* What is required:
Write out, unchanged, the lines from the one holding "Transcribe the text in this document." to the close of the listing. Both the first and last lines belong in it.

Saved entries:
══════════════════════════════
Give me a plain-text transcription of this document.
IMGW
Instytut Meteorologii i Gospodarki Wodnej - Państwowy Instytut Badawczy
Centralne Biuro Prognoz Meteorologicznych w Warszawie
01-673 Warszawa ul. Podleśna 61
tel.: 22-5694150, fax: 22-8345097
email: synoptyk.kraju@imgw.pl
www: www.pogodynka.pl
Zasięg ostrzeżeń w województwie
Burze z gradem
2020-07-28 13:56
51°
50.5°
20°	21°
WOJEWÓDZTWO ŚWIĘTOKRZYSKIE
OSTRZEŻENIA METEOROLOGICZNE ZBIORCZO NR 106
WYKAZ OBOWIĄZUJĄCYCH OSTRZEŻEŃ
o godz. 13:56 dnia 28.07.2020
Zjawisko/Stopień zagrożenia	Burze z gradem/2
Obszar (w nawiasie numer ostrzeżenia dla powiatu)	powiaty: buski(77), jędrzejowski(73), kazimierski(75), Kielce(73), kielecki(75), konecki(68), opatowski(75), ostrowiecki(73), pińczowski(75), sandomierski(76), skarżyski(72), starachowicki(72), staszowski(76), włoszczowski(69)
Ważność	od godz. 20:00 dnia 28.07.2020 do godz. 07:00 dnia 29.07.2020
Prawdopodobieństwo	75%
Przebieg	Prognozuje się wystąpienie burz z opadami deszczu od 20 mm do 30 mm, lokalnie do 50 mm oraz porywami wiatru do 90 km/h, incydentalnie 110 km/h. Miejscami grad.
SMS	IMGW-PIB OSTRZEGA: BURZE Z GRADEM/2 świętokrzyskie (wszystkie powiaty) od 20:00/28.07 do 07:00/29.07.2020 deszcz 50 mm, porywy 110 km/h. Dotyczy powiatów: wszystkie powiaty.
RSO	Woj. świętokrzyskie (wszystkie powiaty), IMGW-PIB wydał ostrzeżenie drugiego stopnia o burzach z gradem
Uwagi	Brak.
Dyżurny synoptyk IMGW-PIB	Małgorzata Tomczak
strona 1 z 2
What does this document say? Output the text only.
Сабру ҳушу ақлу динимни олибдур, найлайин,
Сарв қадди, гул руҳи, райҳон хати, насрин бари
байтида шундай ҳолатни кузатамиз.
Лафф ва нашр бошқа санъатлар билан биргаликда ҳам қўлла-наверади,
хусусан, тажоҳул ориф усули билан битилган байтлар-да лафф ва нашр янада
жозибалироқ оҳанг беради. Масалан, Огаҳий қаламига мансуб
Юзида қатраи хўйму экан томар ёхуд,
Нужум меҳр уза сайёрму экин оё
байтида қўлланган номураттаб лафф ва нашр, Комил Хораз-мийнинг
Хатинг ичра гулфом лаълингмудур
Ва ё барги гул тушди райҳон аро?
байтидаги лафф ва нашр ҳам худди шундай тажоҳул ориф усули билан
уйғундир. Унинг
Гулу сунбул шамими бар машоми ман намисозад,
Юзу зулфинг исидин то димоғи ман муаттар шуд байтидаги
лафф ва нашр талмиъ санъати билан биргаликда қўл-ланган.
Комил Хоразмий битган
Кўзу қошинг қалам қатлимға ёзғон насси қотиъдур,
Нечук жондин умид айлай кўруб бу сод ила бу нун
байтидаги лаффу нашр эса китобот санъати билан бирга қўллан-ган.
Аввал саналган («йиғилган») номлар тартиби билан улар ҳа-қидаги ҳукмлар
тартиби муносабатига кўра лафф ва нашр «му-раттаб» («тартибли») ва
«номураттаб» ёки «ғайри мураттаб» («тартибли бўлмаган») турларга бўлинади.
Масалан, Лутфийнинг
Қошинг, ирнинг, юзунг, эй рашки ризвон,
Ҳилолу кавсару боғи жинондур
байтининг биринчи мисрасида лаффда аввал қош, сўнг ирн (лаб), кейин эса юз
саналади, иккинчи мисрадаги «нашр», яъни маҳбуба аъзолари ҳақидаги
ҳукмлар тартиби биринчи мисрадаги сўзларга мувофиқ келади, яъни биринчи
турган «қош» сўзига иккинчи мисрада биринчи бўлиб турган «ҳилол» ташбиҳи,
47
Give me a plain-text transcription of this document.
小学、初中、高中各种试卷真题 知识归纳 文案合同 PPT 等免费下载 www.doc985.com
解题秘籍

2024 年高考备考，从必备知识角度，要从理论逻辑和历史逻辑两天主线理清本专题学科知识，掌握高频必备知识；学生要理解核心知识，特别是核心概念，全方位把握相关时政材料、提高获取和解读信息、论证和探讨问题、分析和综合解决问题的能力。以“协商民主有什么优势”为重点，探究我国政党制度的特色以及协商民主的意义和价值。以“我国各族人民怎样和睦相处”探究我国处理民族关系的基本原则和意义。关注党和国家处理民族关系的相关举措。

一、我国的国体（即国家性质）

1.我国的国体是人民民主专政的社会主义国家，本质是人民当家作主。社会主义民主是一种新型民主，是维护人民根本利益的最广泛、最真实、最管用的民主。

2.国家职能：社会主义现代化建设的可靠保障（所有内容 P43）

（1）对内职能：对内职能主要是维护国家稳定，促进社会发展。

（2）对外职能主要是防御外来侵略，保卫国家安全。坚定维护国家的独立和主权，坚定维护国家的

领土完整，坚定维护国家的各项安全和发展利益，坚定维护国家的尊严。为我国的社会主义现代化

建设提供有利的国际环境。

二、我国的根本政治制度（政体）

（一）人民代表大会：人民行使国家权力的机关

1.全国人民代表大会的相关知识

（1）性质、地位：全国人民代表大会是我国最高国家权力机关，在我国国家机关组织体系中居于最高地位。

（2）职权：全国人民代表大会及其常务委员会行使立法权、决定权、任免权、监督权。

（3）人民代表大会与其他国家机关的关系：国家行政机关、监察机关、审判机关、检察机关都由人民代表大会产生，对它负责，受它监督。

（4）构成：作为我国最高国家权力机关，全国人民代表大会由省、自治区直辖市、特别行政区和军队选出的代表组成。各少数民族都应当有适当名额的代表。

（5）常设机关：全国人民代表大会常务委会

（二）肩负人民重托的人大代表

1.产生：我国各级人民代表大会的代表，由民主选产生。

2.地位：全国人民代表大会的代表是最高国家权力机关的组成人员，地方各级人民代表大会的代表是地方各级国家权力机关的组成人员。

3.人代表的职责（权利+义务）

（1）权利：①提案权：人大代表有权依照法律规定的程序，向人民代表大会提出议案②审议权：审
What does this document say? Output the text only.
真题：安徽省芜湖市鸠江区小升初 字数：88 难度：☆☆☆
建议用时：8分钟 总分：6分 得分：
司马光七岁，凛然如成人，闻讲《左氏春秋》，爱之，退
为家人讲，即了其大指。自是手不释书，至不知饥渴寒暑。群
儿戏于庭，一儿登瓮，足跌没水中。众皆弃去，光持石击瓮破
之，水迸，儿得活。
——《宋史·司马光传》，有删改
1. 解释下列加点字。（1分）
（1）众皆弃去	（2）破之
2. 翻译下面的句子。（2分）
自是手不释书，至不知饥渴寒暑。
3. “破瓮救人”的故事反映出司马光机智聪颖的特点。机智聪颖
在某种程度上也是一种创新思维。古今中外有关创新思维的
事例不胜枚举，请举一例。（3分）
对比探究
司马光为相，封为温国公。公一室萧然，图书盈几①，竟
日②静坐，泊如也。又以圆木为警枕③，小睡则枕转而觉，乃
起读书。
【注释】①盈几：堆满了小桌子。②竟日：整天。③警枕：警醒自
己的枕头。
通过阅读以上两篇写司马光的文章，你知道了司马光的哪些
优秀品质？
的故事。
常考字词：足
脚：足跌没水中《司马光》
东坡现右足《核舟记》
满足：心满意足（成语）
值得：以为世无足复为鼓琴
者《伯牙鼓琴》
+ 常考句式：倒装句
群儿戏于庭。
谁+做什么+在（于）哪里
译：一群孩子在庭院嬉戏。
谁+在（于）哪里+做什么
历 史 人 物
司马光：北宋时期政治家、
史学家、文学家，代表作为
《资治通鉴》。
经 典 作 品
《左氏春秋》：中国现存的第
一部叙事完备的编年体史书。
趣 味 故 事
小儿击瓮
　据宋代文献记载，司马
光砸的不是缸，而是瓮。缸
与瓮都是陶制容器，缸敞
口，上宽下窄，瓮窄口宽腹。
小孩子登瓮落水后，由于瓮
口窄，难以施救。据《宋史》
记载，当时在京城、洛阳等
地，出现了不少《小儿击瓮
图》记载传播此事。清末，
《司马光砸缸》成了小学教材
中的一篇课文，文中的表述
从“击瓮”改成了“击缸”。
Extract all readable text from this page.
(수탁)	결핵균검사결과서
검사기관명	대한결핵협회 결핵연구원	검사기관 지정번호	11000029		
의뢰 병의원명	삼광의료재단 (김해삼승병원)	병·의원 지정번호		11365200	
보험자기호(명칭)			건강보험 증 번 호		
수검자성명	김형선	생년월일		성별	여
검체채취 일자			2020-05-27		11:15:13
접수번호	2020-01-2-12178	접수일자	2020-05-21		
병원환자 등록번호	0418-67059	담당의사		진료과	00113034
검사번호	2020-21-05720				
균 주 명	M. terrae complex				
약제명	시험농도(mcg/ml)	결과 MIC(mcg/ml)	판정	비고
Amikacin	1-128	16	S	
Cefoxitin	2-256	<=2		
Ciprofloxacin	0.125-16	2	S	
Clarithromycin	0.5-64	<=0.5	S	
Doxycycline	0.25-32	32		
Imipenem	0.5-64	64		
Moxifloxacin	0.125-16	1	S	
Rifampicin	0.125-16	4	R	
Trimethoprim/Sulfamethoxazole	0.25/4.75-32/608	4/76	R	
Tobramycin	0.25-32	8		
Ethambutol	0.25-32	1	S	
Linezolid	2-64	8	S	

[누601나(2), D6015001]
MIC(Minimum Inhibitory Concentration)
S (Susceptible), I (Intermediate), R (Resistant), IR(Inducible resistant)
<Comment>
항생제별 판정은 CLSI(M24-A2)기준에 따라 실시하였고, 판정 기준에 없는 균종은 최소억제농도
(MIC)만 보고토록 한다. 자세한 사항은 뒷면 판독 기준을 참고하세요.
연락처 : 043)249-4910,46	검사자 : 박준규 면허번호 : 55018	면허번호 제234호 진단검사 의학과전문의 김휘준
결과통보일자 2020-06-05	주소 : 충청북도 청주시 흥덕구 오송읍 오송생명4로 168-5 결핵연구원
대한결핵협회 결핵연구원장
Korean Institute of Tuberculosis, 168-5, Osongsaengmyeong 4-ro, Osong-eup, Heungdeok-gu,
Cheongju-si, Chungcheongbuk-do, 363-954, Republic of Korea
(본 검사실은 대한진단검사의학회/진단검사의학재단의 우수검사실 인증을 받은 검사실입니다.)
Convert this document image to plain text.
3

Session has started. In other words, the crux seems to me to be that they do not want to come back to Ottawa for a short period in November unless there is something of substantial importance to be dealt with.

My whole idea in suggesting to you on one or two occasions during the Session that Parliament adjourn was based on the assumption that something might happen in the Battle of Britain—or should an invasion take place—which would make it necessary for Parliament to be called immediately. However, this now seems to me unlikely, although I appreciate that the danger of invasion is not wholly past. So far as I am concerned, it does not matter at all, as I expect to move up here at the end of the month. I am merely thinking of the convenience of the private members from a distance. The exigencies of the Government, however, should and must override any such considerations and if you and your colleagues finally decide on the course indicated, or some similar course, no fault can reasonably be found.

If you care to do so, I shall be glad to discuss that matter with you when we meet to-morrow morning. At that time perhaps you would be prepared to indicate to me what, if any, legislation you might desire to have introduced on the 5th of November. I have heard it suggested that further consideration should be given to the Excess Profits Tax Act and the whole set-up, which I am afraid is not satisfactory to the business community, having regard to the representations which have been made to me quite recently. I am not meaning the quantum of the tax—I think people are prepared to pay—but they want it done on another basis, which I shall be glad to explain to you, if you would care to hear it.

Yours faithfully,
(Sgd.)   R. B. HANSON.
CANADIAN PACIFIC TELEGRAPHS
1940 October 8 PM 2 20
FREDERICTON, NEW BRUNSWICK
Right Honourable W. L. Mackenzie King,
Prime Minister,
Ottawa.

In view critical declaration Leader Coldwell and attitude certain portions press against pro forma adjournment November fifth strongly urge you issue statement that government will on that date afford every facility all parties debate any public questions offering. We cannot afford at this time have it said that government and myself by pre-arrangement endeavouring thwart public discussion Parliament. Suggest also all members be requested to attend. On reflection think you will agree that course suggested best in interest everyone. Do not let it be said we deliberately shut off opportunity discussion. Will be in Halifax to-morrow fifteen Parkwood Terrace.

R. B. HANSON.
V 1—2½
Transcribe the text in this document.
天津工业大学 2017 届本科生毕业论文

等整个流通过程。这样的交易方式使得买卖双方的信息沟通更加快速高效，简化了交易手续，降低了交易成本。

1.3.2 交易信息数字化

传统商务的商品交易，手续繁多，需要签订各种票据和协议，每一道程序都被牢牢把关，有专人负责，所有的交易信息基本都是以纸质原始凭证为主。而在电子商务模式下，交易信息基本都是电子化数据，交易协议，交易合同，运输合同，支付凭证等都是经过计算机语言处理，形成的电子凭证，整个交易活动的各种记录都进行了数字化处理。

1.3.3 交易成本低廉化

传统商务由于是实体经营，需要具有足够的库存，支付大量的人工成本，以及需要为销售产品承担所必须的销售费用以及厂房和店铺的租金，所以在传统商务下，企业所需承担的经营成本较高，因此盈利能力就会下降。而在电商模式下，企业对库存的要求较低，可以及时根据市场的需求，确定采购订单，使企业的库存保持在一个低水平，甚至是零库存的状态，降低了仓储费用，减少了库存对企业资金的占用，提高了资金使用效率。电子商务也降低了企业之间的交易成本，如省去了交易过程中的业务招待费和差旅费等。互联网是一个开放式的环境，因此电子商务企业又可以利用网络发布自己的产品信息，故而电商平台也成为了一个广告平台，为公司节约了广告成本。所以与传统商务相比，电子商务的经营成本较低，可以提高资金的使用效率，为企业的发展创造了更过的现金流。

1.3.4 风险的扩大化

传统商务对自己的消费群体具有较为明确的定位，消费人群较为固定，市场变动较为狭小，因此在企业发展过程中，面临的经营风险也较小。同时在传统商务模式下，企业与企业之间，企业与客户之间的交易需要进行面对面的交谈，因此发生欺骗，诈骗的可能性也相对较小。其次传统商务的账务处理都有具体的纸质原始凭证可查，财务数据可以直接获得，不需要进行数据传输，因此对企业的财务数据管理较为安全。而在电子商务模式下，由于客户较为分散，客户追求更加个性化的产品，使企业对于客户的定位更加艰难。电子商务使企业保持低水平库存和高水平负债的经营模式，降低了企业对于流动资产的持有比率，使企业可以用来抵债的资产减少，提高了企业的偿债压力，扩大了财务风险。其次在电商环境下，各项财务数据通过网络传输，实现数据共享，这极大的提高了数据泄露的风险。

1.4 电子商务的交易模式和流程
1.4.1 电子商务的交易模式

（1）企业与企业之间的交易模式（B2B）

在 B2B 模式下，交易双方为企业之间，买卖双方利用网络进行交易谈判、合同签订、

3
══════════════════════════════
* Result below:
Transcribe the text in this document.
天津工业大学 2017 届本科生毕业论文

等整个流通过程。这样的交易方式使得买卖双方的信息沟通更加快速高效，简化了交易手续，降低了交易成本。

1.3.2 交易信息数字化

传统商务的商品交易，手续繁多，需要签订各种票据和协议，每一道程序都被牢牢把关，有专人负责，所有的交易信息基本都是以纸质原始凭证为主。而在电子商务模式下，交易信息基本都是电子化数据，交易协议，交易合同，运输合同，支付凭证等都是经过计算机语言处理，形成的电子凭证，整个交易活动的各种记录都进行了数字化处理。

1.3.3 交易成本低廉化

传统商务由于是实体经营，需要具有足够的库存，支付大量的人工成本，以及需要为销售产品承担所必须的销售费用以及厂房和店铺的租金，所以在传统商务下，企业所需承担的经营成本较高，因此盈利能力就会下降。而在电商模式下，企业对库存的要求较低，可以及时根据市场的需求，确定采购订单，使企业的库存保持在一个低水平，甚至是零库存的状态，降低了仓储费用，减少了库存对企业资金的占用，提高了资金使用效率。电子商务也降低了企业之间的交易成本，如省去了交易过程中的业务招待费和差旅费等。互联网是一个开放式的环境，因此电子商务企业又可以利用网络发布自己的产品信息，故而电商平台也成为了一个广告平台，为公司节约了广告成本。所以与传统商务相比，电子商务的经营成本较低，可以提高资金的使用效率，为企业的发展创造了更过的现金流。

1.3.4 风险的扩大化

传统商务对自己的消费群体具有较为明确的定位，消费人群较为固定，市场变动较为狭小，因此在企业发展过程中，面临的经营风险也较小。同时在传统商务模式下，企业与企业之间，企业与客户之间的交易需要进行面对面的交谈，因此发生欺骗，诈骗的可能性也相对较小。其次传统商务的账务处理都有具体的纸质原始凭证可查，财务数据可以直接获得，不需要进行数据传输，因此对企业的财务数据管理较为安全。而在电子商务模式下，由于客户较为分散，客户追求更加个性化的产品，使企业对于客户的定位更加艰难。电子商务使企业保持低水平库存和高水平负债的经营模式，降低了企业对于流动资产的持有比率，使企业可以用来抵债的资产减少，提高了企业的偿债压力，扩大了财务风险。其次在电商环境下，各项财务数据通过网络传输，实现数据共享，这极大的提高了数据泄露的风险。

1.4 电子商务的交易模式和流程
1.4.1 电子商务的交易模式

（1）企业与企业之间的交易模式（B2B）

在 B2B 模式下，交易双方为企业之间，买卖双方利用网络进行交易谈判、合同签订、

3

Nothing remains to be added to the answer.